--- Input material ---

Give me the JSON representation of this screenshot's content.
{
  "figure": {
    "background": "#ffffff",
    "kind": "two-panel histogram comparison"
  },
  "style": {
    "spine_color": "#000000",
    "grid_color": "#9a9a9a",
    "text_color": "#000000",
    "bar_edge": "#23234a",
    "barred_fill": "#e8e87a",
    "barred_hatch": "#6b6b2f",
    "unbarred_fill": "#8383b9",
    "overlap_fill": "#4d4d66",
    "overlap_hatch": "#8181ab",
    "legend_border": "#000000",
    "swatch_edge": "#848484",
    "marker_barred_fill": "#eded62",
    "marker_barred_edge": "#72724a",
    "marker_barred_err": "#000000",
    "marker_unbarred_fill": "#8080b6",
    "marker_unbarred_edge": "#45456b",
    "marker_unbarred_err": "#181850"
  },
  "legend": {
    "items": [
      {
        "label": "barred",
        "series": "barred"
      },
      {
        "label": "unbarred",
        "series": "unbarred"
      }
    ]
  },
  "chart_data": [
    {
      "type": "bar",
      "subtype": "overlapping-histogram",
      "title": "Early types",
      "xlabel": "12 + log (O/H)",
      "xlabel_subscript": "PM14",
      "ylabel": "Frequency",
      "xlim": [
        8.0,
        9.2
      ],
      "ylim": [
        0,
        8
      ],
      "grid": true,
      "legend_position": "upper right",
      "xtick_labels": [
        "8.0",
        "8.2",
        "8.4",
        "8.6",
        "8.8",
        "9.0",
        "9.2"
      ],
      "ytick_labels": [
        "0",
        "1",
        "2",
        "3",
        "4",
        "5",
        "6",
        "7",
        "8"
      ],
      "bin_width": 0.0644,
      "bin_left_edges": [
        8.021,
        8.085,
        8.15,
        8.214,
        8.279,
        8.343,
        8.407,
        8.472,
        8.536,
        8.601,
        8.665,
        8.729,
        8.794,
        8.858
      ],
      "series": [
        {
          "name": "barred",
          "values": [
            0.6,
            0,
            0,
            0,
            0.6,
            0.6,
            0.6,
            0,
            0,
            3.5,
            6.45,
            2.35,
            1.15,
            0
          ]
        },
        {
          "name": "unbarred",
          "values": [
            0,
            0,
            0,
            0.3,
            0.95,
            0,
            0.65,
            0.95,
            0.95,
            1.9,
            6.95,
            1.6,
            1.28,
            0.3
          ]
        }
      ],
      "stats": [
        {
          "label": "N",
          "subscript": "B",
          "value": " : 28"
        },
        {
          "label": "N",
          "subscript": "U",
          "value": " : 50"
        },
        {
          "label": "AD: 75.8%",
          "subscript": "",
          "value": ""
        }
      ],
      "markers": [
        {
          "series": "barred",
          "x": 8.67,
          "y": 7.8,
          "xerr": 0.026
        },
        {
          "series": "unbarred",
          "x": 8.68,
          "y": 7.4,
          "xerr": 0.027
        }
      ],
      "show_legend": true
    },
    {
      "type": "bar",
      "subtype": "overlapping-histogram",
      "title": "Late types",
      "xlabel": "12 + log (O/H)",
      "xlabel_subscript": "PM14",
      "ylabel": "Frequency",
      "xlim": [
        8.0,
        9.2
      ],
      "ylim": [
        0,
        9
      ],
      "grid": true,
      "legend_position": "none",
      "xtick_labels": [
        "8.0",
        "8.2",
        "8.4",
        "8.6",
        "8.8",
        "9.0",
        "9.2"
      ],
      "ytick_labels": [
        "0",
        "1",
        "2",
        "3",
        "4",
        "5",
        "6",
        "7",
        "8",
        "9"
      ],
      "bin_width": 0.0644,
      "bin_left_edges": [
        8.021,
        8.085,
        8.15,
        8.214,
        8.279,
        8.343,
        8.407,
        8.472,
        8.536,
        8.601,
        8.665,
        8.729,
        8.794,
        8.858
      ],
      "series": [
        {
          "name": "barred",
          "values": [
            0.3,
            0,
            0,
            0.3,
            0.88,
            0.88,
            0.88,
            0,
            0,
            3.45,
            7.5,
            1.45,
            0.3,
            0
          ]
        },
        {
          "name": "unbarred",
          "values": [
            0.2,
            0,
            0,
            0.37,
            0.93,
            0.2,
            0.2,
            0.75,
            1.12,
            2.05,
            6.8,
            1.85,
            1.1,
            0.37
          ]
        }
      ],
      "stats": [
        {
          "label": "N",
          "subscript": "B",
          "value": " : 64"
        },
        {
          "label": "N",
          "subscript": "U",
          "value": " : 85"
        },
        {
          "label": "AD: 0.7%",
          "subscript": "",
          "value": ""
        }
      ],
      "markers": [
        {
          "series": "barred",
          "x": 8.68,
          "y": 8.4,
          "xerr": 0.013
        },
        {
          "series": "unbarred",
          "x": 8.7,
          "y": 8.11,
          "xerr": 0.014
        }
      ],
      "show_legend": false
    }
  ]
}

--- Your instructions ---
Gather all lines from the listing above in which "xerr" occurs.

--- Response ---
          "xerr": 0.026
          "xerr": 0.027
          "xerr": 0.013
          "xerr": 0.014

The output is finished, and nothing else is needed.